---------- Records

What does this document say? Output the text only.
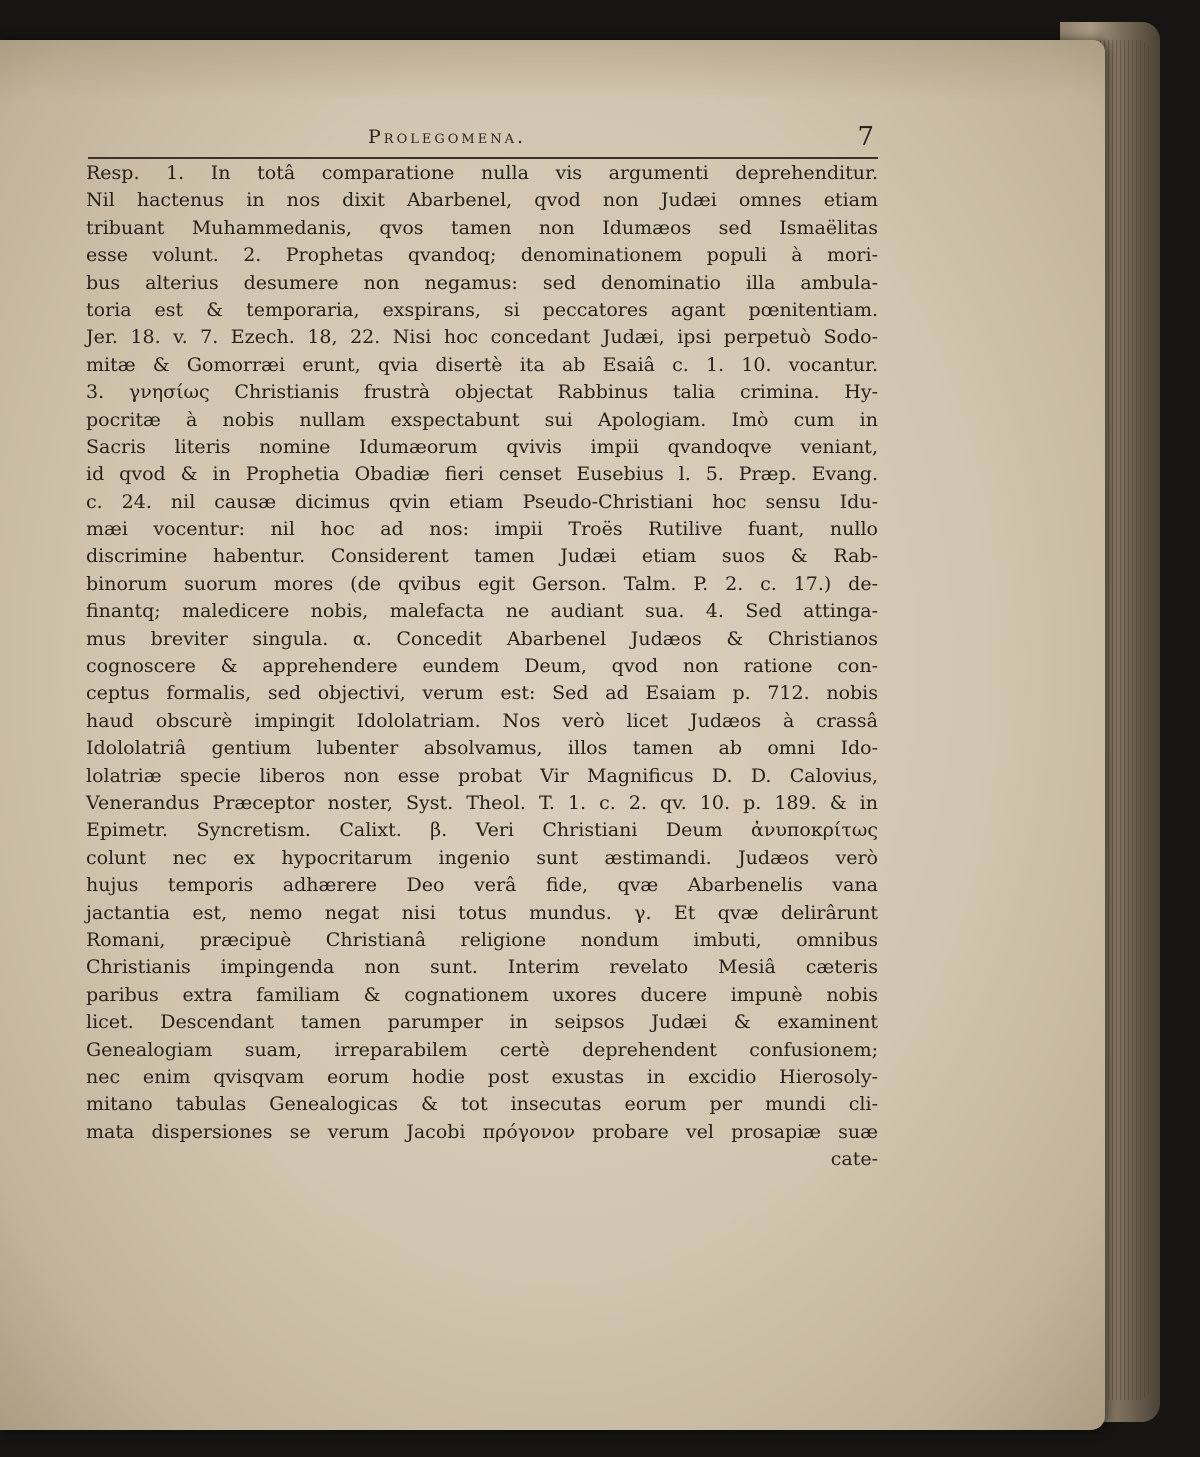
Prolegomena.	7
Resp. 1. In totâ comparatione nulla vis argumenti deprehenditur.
Nil hactenus in nos dixit Abarbenel, qvod non Judæi omnes etiam
tribuant Muhammedanis, qvos tamen non Idumæos sed Ismaëlitas
esse volunt. 2. Prophetas qvandoq; denominationem populi à mori-
bus alterius desumere non negamus: sed denominatio illa ambula-
toria est & temporaria, exspirans, si peccatores agant pœnitentiam.
Jer. 18. v. 7. Ezech. 18, 22. Nisi hoc concedant Judæi, ipsi perpetuò Sodo-
mitæ & Gomorræi erunt, qvia disertè ita ab Esaiâ c. 1. 10. vocantur.
3. γνησίως Christianis frustrà objectat Rabbinus talia crimina. Hy-
pocritæ à nobis nullam exspectabunt sui Apologiam. Imò cum in
Sacris literis nomine Idumæorum qvivis impii qvandoqve veniant,
id qvod & in Prophetia Obadiæ fieri censet Eusebius l. 5. Præp. Evang.
c. 24. nil causæ dicimus qvin etiam Pseudo-Christiani hoc sensu Idu-
mæi vocentur: nil hoc ad nos: impii Troës Rutilive fuant, nullo
discrimine habentur. Considerent tamen Judæi etiam suos & Rab-
binorum suorum mores (de qvibus egit Gerson. Talm. P. 2. c. 17.) de-
finantq; maledicere nobis, malefacta ne audiant sua. 4. Sed attinga-
mus breviter singula. α. Concedit Abarbenel Judæos & Christianos
cognoscere & apprehendere eundem Deum, qvod non ratione con-
ceptus formalis, sed objectivi, verum est: Sed ad Esaiam p. 712. nobis
haud obscurè impingit Idololatriam. Nos verò licet Judæos à crassâ
Idololatriâ gentium lubenter absolvamus, illos tamen ab omni Ido-
lolatriæ specie liberos non esse probat Vir Magnificus D. D. Calovius,
Venerandus Præceptor noster, Syst. Theol. T. 1. c. 2. qv. 10. p. 189. & in
Epimetr. Syncretism. Calixt. β. Veri Christiani Deum ἀνυποκρίτως
colunt nec ex hypocritarum ingenio sunt æstimandi. Judæos verò
hujus temporis adhærere Deo verâ fide, qvæ Abarbenelis vana
jactantia est, nemo negat nisi totus mundus. γ. Et qvæ delirârunt
Romani, præcipuè Christianâ religione nondum imbuti, omnibus
Christianis impingenda non sunt. Interim revelato Mesiâ cæteris
paribus extra familiam & cognationem uxores ducere impunè nobis
licet. Descendant tamen parumper in seipsos Judæi & examinent
Genealogiam suam, irreparabilem certè deprehendent confusionem;
nec enim qvisqvam eorum hodie post exustas in excidio Hierosoly-
mitano tabulas Genealogicas & tot insecutas eorum per mundi cli-
mata dispersiones se verum Jacobi πρόγονον probare vel prosapiæ suæ
cate-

--------------------

| Problem description |
Exclude all images and restate the records above word for word.

| Result for this exercise |
What does this document say? Output the text only.
Prolegomena.	7
Resp. 1. In totâ comparatione nulla vis argumenti deprehenditur.
Nil hactenus in nos dixit Abarbenel, qvod non Judæi omnes etiam
tribuant Muhammedanis, qvos tamen non Idumæos sed Ismaëlitas
esse volunt. 2. Prophetas qvandoq; denominationem populi à mori-
bus alterius desumere non negamus: sed denominatio illa ambula-
toria est & temporaria, exspirans, si peccatores agant pœnitentiam.
Jer. 18. v. 7. Ezech. 18, 22. Nisi hoc concedant Judæi, ipsi perpetuò Sodo-
mitæ & Gomorræi erunt, qvia disertè ita ab Esaiâ c. 1. 10. vocantur.
3. γνησίως Christianis frustrà objectat Rabbinus talia crimina. Hy-
pocritæ à nobis nullam exspectabunt sui Apologiam. Imò cum in
Sacris literis nomine Idumæorum qvivis impii qvandoqve veniant,
id qvod & in Prophetia Obadiæ fieri censet Eusebius l. 5. Præp. Evang.
c. 24. nil causæ dicimus qvin etiam Pseudo-Christiani hoc sensu Idu-
mæi vocentur: nil hoc ad nos: impii Troës Rutilive fuant, nullo
discrimine habentur. Considerent tamen Judæi etiam suos & Rab-
binorum suorum mores (de qvibus egit Gerson. Talm. P. 2. c. 17.) de-
finantq; maledicere nobis, malefacta ne audiant sua. 4. Sed attinga-
mus breviter singula. α. Concedit Abarbenel Judæos & Christianos
cognoscere & apprehendere eundem Deum, qvod non ratione con-
ceptus formalis, sed objectivi, verum est: Sed ad Esaiam p. 712. nobis
haud obscurè impingit Idololatriam. Nos verò licet Judæos à crassâ
Idololatriâ gentium lubenter absolvamus, illos tamen ab omni Ido-
lolatriæ specie liberos non esse probat Vir Magnificus D. D. Calovius,
Venerandus Præceptor noster, Syst. Theol. T. 1. c. 2. qv. 10. p. 189. & in
Epimetr. Syncretism. Calixt. β. Veri Christiani Deum ἀνυποκρίτως
colunt nec ex hypocritarum ingenio sunt æstimandi. Judæos verò
hujus temporis adhærere Deo verâ fide, qvæ Abarbenelis vana
jactantia est, nemo negat nisi totus mundus. γ. Et qvæ delirârunt
Romani, præcipuè Christianâ religione nondum imbuti, omnibus
Christianis impingenda non sunt. Interim revelato Mesiâ cæteris
paribus extra familiam & cognationem uxores ducere impunè nobis
licet. Descendant tamen parumper in seipsos Judæi & examinent
Genealogiam suam, irreparabilem certè deprehendent confusionem;
nec enim qvisqvam eorum hodie post exustas in excidio Hierosoly-
mitano tabulas Genealogicas & tot insecutas eorum per mundi cli-
mata dispersiones se verum Jacobi πρόγονον probare vel prosapiæ suæ
cate-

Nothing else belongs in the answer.